=== RECORDS FOR THIS EXERCISE ===
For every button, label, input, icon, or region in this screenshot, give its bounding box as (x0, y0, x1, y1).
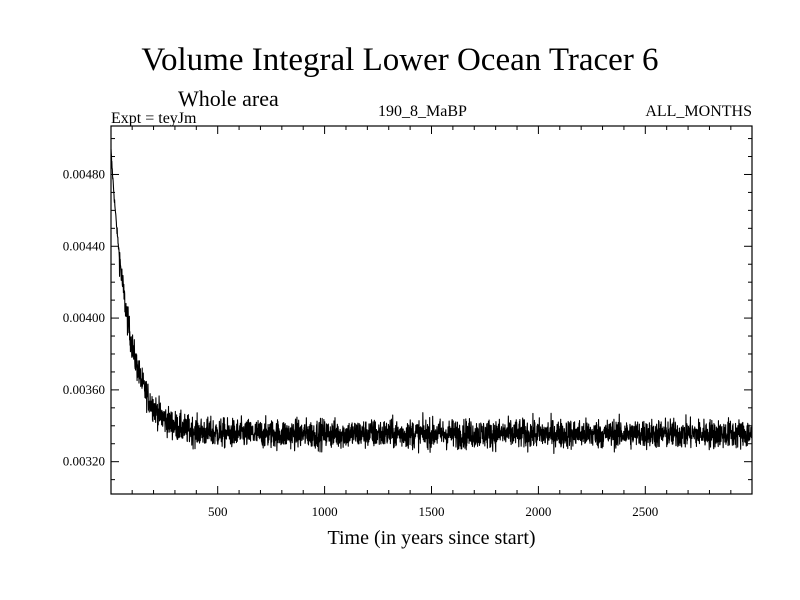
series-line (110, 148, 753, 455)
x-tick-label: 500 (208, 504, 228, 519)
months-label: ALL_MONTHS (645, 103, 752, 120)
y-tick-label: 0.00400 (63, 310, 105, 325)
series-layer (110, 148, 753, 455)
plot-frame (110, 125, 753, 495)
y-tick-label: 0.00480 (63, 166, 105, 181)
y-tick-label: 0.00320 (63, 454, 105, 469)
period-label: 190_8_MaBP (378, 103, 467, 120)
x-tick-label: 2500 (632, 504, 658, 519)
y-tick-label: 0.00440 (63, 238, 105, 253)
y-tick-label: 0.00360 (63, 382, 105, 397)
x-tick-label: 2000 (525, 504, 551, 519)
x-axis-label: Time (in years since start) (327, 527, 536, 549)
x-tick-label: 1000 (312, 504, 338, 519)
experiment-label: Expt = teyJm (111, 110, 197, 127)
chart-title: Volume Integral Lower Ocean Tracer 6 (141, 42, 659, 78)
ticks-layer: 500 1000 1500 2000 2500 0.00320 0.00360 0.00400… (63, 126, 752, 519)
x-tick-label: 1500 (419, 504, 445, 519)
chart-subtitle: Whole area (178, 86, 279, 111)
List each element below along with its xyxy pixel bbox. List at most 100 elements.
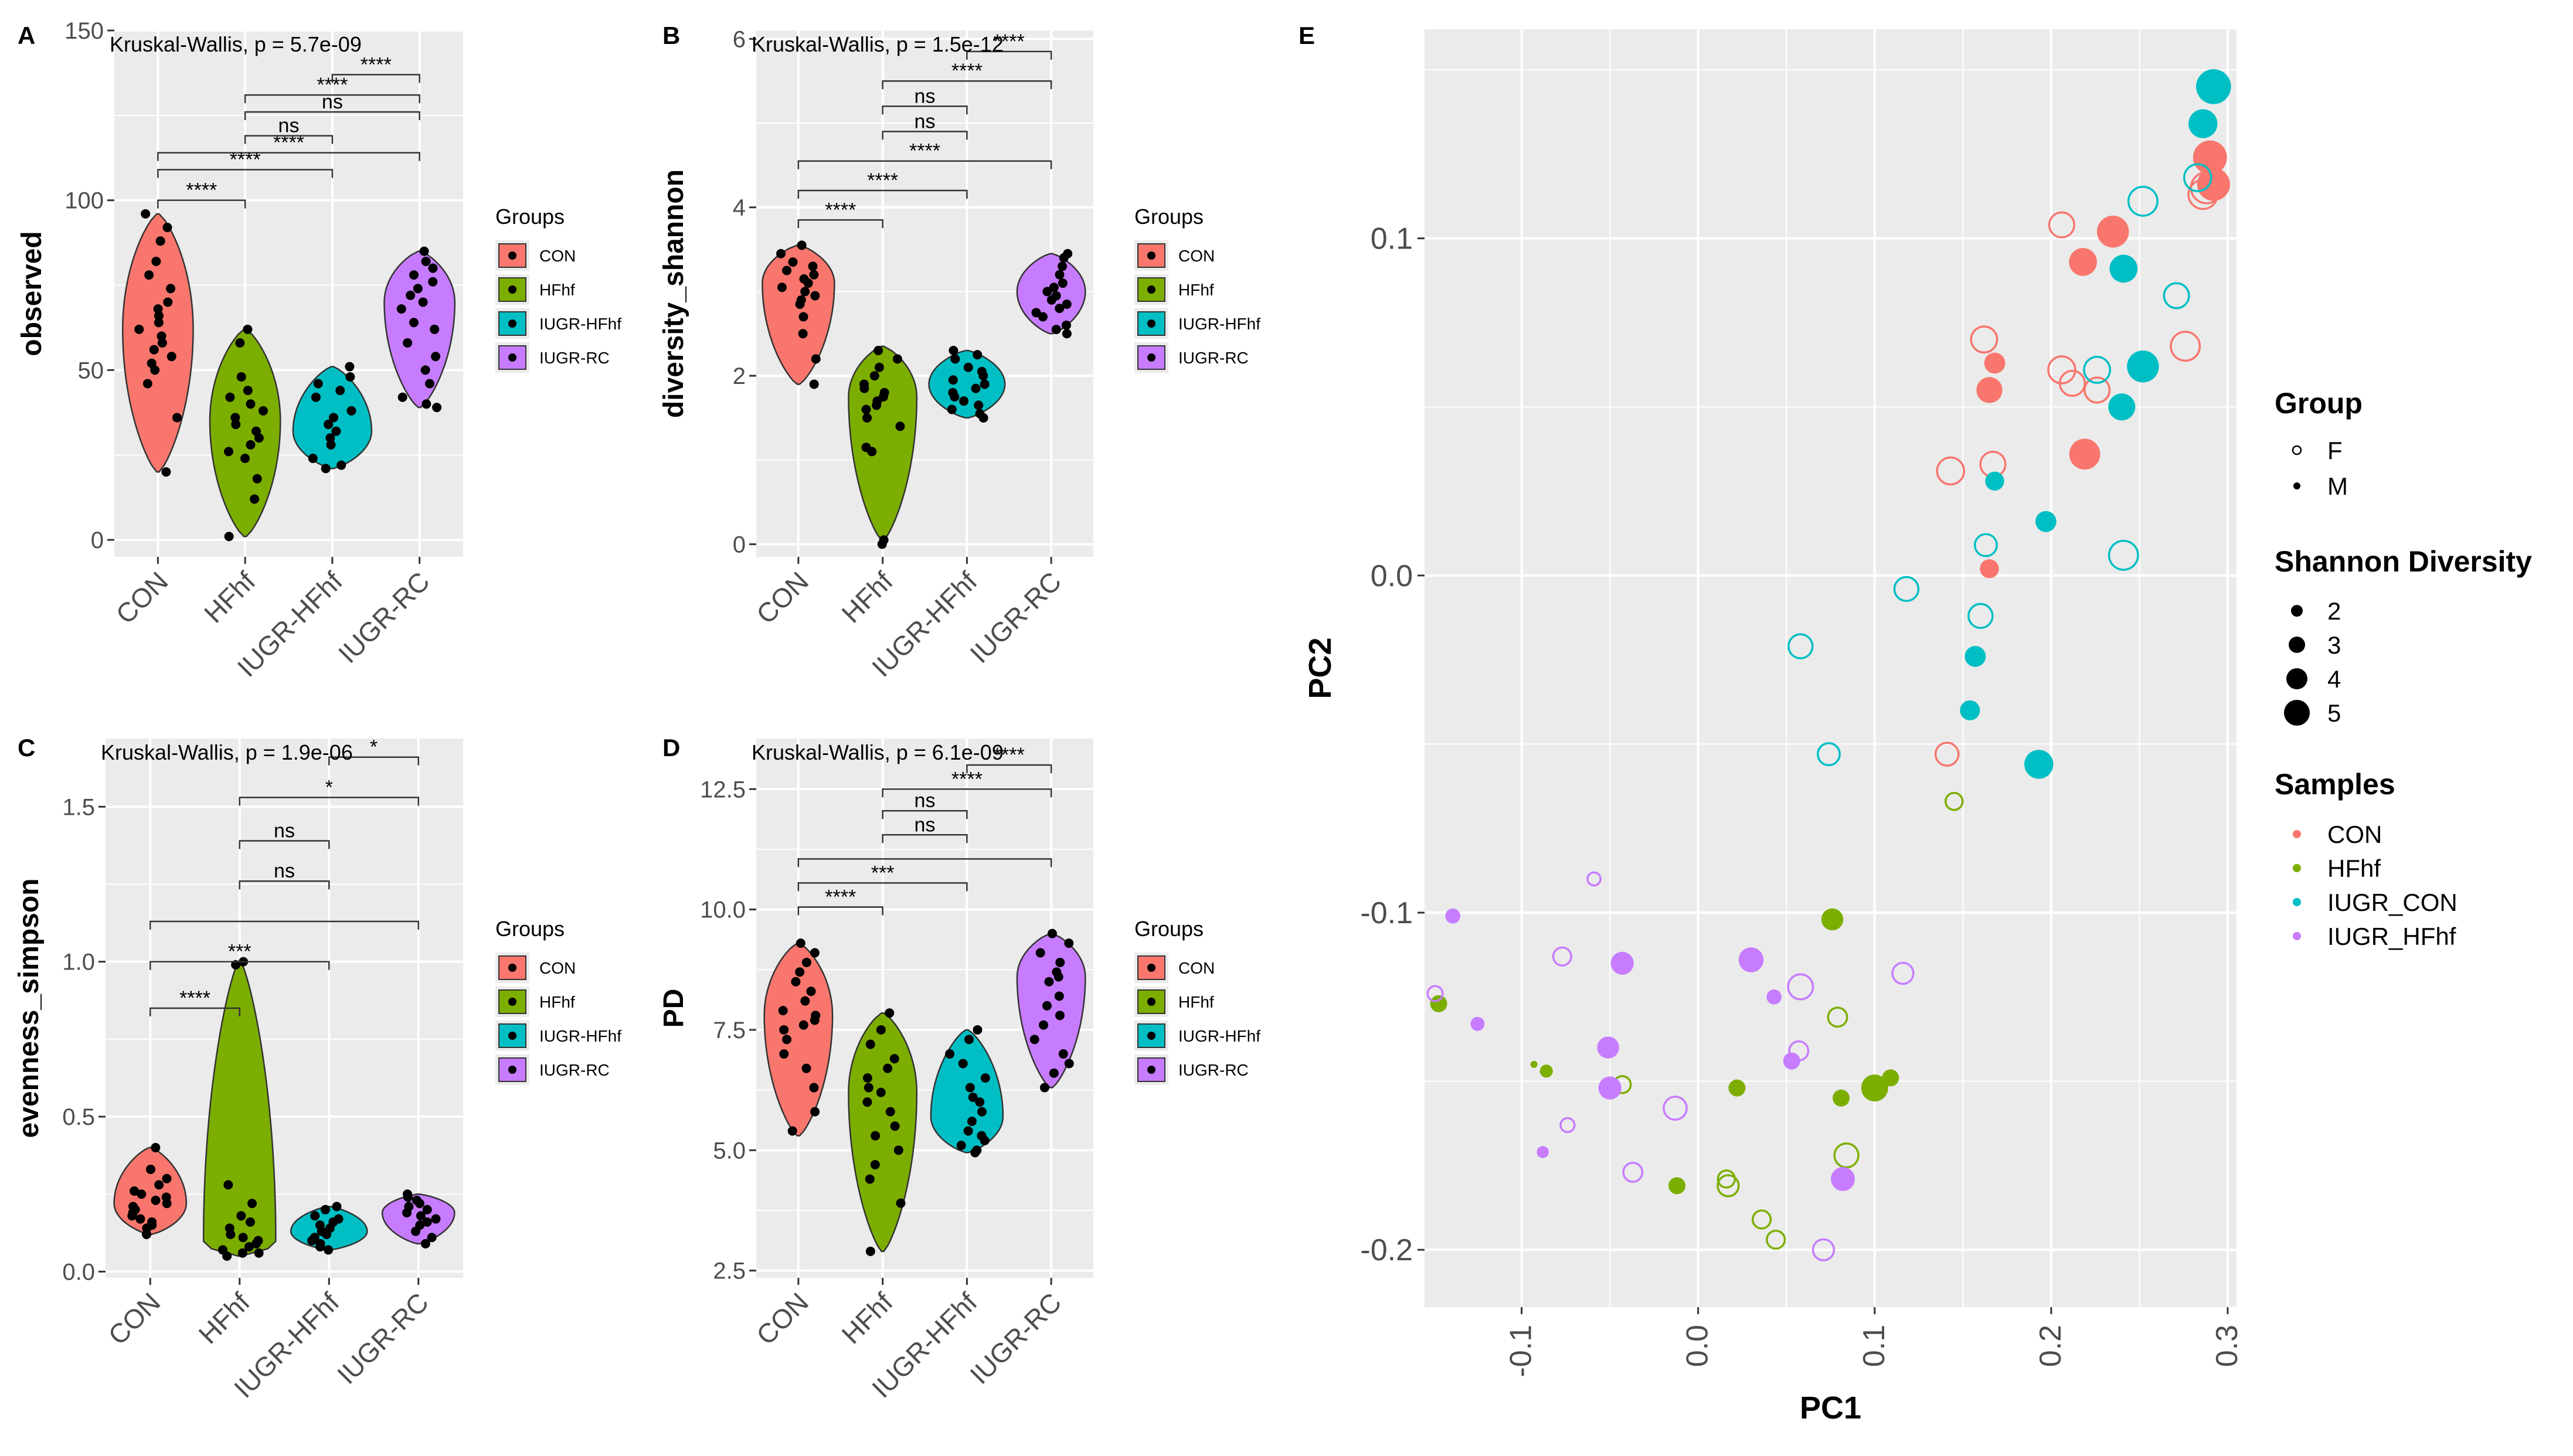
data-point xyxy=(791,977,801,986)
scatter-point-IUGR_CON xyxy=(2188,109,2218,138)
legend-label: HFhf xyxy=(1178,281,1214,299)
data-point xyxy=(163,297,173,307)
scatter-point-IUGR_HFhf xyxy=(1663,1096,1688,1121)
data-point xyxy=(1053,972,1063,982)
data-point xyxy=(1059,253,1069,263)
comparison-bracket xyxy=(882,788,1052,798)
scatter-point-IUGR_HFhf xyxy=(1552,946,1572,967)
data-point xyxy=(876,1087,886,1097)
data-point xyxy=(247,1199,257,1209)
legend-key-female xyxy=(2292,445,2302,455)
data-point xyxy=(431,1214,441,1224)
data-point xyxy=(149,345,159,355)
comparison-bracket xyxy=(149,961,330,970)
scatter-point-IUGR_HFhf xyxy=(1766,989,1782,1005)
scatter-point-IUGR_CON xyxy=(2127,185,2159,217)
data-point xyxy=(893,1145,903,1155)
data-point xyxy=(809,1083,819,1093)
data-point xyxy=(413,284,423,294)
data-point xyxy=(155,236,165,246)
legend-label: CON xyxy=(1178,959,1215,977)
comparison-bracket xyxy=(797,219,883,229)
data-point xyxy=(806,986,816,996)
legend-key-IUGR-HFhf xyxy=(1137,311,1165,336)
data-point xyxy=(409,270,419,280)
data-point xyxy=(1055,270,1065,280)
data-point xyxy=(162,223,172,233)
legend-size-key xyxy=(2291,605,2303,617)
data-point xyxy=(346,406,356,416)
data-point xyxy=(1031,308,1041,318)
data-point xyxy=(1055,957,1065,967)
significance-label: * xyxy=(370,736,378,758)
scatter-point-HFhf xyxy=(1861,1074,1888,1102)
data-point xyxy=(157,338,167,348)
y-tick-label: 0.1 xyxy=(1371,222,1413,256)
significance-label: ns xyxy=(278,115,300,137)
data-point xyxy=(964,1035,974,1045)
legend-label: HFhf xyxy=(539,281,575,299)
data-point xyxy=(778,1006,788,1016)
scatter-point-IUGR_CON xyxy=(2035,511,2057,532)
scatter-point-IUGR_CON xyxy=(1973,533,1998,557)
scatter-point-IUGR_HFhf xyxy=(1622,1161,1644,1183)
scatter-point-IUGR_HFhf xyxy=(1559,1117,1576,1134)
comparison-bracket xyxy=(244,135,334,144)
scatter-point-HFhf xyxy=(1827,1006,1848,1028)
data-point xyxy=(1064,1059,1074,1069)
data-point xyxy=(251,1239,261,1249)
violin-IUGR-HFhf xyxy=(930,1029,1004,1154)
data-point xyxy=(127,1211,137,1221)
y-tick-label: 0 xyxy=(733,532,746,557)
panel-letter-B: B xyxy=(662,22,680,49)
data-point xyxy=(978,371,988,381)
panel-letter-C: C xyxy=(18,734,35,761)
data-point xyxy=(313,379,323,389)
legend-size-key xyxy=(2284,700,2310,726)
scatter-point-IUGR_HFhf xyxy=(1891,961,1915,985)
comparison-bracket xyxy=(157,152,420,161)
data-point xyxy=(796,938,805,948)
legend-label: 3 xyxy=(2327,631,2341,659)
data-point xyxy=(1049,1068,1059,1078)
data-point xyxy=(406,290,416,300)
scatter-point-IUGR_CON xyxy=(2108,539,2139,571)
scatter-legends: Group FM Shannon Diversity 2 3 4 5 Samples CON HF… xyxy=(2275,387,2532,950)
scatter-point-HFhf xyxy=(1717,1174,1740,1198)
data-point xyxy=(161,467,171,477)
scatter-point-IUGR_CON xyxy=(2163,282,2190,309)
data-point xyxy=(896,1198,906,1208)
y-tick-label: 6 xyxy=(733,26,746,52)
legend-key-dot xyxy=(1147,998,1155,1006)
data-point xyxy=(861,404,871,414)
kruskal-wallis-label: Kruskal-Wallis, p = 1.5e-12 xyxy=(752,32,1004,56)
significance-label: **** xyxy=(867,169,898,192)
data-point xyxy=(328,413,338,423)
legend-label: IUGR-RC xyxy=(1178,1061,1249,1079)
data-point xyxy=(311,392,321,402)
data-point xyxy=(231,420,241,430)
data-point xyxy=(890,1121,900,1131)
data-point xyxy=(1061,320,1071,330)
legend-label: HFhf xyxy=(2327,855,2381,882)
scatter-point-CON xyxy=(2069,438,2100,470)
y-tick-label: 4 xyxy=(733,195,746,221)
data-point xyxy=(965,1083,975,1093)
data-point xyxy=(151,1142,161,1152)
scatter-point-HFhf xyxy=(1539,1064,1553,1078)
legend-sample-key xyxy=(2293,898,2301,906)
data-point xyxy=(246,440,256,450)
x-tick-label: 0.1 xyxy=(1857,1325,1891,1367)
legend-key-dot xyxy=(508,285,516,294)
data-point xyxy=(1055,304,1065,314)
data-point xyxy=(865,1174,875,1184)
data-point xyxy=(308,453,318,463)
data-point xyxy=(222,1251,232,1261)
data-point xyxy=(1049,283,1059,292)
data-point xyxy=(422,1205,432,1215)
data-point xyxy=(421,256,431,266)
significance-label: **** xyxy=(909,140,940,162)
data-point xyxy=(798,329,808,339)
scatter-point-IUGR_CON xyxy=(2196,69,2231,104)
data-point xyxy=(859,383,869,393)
===
TASK TO CARRY OUT
Collect each line from the rows above that contains the string "series". Letter case matters.

FULL OUTPUT
series-line (110, 148, 753, 455)
series-layer (110, 148, 753, 455)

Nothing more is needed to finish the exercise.